■ Extracted text

This week Adi has written a post about the life of Edwin G Lucas. You can discover the varied and unique work of Lucas in our exhibition Edwin G. Lucas: An Individual Eye (on at the City Art Centre until 10 February 2019).

EdwinGLucas-Caley Station, Edinburgh-1942

Edwin G. Lucas, Caley Station, Edinburgh, 1942. City Art Centre, Museums & Galleries Edinburgh. © the artist’s estate. (Photo: City Art Centre)

Edwin G. Lucas has always been something of a polymorph. You could pick out literally any three paintings from any three points in his life (adolescence, adulthood, and old age) and you would have no idea that they were all created by the same person. That shouldn’t be too surprising, considering the fact that Lucas had been painting since he was 15 years old. He practically grew up with art. It only makes sense that as he changed and grew as a person, his artworks would continue to change and grow with him.

This unique ability to adapt to various experimental styles of painting was Lucas’s greatest asset and, at the same time, his greatest hindrance when breaking into the mainstream art world. With his deep, surrealist style, Lucas challenged the minds of his audiences, sometimes even addressing serious issues such as war and death. Much to his inconvenience, many of those within the upper-echelons of Scotland’s then relatively conservative art scene, such as The Royal Scottish Academy, were very conditional in their support of Lucas; choosing to only exhibit his more conventionally-popular pieces of landscapes. Essentially, they just needed him to follow the herd, slap on his beret and be a good little painter sheep like everyone else. Initially, Lucas refused to bow down to these gatekeepers. What good was it to sacrifice his integrity and individuality just to fit in? Like any other artist, he wanted to create his work for an audience but, to some degree, he needed to be creating it for himself. Unfortunately, this bold move did not work to his favour.

■ Challenges
1. Answer these questions using the passage on Edwin G. Lucas:
(a) Until what date is the exhibition on?
(b) At what age did Lucas begin painting?
(c) Which of Lucas's works did the Royal Scottish Academy choose to exhibit?
2. Resume the passage on Edwin G. Lucas and write its next paragraph, starting after the sentence ending "did not work to his favour."

■ Data supplied
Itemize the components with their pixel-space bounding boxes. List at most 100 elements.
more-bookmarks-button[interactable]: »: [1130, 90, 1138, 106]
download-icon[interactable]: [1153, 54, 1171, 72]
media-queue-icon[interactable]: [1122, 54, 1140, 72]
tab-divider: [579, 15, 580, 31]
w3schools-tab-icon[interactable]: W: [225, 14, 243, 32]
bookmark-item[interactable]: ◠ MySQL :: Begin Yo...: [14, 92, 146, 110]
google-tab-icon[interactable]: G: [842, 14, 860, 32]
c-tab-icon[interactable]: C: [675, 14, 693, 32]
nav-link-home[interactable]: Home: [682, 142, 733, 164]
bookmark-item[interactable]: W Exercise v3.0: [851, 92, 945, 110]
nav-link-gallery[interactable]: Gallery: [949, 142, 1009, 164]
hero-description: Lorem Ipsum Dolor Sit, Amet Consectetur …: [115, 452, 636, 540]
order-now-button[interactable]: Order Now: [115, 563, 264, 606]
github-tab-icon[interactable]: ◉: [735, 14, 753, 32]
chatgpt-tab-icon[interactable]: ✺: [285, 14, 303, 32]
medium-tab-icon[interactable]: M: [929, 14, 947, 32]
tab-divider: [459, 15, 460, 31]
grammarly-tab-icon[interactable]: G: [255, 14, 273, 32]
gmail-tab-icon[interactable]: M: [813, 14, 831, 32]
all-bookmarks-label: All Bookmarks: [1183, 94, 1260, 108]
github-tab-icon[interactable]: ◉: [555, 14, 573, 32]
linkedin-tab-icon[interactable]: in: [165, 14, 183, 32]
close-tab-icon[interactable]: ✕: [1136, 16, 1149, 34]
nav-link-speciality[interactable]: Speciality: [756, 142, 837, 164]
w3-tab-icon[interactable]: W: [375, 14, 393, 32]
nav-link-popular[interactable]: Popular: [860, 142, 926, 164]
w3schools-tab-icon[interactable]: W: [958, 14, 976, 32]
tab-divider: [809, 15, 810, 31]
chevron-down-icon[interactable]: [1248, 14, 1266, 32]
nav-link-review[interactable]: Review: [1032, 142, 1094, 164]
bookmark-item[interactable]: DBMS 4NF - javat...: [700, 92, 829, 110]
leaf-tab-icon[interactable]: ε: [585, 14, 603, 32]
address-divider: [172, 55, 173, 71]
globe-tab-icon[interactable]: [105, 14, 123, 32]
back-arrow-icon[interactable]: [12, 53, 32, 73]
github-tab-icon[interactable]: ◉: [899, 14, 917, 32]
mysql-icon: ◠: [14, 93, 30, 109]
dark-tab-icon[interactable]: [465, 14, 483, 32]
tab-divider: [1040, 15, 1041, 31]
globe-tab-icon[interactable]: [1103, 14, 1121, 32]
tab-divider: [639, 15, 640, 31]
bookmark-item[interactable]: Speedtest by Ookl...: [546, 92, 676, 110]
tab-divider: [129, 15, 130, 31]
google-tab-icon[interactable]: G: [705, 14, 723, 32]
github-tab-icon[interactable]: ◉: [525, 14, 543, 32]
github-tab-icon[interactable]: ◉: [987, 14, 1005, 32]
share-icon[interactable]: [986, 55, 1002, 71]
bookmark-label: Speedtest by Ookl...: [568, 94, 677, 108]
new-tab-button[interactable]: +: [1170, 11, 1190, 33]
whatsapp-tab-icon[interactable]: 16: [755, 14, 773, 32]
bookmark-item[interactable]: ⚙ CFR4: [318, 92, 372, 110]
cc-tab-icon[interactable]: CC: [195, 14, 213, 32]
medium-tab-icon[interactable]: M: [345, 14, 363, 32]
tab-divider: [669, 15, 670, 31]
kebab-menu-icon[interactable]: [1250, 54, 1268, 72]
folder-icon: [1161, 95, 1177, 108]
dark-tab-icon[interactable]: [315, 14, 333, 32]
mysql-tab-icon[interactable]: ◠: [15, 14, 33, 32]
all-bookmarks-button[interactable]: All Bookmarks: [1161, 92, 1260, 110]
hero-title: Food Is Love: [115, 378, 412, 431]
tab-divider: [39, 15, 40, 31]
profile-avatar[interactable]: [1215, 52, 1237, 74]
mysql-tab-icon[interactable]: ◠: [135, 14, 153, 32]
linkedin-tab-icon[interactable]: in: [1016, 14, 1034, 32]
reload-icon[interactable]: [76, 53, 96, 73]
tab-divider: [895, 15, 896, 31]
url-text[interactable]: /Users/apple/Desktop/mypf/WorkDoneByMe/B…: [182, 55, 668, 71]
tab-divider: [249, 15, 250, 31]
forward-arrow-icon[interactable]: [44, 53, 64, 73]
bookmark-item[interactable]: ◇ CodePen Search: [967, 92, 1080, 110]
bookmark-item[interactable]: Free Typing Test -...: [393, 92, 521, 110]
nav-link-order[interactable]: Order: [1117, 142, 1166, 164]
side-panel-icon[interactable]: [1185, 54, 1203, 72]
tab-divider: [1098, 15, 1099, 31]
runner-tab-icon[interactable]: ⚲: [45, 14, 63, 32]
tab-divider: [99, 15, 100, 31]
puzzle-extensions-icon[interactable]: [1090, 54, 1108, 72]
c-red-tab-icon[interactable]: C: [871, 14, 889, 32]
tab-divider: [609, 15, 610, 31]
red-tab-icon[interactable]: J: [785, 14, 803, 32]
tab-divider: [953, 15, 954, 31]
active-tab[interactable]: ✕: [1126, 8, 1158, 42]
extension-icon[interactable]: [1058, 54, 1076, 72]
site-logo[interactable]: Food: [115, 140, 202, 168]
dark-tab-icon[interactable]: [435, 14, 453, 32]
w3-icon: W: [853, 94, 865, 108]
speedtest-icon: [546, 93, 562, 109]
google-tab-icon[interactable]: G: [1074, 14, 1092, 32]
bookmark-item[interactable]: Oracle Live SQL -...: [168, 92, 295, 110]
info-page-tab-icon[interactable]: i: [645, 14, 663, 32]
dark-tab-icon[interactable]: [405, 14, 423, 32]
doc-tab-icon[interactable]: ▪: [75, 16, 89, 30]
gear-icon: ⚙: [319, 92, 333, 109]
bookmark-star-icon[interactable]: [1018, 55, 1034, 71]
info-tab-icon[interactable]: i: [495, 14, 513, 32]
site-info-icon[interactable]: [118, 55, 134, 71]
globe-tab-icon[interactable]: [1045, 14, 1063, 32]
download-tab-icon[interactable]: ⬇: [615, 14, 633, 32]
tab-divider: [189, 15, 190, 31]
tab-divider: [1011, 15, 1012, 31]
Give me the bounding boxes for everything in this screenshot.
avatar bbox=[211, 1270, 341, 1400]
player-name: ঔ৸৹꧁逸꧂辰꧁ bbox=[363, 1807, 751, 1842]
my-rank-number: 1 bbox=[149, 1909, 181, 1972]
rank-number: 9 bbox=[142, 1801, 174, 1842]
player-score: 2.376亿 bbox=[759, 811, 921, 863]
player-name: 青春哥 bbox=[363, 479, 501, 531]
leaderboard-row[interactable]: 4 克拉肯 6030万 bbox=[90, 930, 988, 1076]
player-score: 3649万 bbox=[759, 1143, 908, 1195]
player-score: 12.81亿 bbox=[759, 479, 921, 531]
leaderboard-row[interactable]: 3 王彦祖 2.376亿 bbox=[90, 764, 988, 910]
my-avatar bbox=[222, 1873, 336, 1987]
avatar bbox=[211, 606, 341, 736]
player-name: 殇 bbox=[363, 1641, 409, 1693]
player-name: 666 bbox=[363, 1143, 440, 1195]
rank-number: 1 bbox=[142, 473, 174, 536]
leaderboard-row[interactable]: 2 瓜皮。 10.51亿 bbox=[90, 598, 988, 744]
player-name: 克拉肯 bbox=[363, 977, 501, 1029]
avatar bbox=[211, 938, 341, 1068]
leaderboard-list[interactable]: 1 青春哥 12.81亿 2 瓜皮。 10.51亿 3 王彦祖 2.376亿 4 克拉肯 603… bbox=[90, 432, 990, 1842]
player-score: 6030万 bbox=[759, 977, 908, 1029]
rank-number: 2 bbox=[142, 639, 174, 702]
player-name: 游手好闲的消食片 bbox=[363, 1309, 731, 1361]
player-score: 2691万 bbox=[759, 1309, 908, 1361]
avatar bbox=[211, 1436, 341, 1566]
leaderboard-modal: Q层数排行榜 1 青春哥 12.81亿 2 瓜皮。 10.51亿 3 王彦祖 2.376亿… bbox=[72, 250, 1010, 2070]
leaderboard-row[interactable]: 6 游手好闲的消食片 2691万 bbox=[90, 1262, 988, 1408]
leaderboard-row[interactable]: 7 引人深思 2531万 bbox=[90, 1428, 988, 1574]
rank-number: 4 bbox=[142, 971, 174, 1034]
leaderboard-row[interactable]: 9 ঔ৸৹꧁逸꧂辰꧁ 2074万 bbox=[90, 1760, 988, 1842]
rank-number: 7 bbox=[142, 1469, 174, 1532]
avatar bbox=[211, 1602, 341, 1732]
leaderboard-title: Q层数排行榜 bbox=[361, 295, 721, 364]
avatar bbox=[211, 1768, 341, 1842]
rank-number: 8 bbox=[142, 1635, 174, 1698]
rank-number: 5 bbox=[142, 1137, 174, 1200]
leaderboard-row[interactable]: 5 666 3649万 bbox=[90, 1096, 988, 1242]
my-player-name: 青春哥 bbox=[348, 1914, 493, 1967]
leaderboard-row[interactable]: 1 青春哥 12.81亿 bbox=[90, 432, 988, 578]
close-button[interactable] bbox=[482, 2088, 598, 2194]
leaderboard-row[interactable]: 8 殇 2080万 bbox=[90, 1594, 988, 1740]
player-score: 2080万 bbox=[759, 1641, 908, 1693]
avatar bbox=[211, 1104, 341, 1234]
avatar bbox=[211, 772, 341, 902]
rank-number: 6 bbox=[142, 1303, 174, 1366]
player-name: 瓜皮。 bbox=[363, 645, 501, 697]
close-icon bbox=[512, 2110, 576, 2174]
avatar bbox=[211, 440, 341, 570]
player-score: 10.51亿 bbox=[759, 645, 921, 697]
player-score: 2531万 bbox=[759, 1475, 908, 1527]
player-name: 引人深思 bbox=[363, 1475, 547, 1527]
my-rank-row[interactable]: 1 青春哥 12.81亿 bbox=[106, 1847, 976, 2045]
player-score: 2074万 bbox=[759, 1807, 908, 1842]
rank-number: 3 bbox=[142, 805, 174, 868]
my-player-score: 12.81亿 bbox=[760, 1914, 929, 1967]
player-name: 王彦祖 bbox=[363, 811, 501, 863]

■ Expected responses
1.
(a) 10 February 2019
(b) 15 years old
(c) His more conventionally popular landscape pieces

2.
In April of 1950, he set up his first solo exhibition at the New Gallery on Shandwick Place, displaying many of his best works from 1936 onwards. The New Gallery was the perfect place to amplify his artistic voice but, unfortunately, his works fell on deaf ears as he barely received any attention from either critics or audiences. Lucas then gave it another run the year after, in the same gallery, where he made sure to update his portfolio of works; displaying how far he had come; how weird, wacky, and wonderful he had become over the years.  And still…crickets. It was then that, after so many years of trying to break into the mainstream art world, Lucas eventually broke off his love affair with painting.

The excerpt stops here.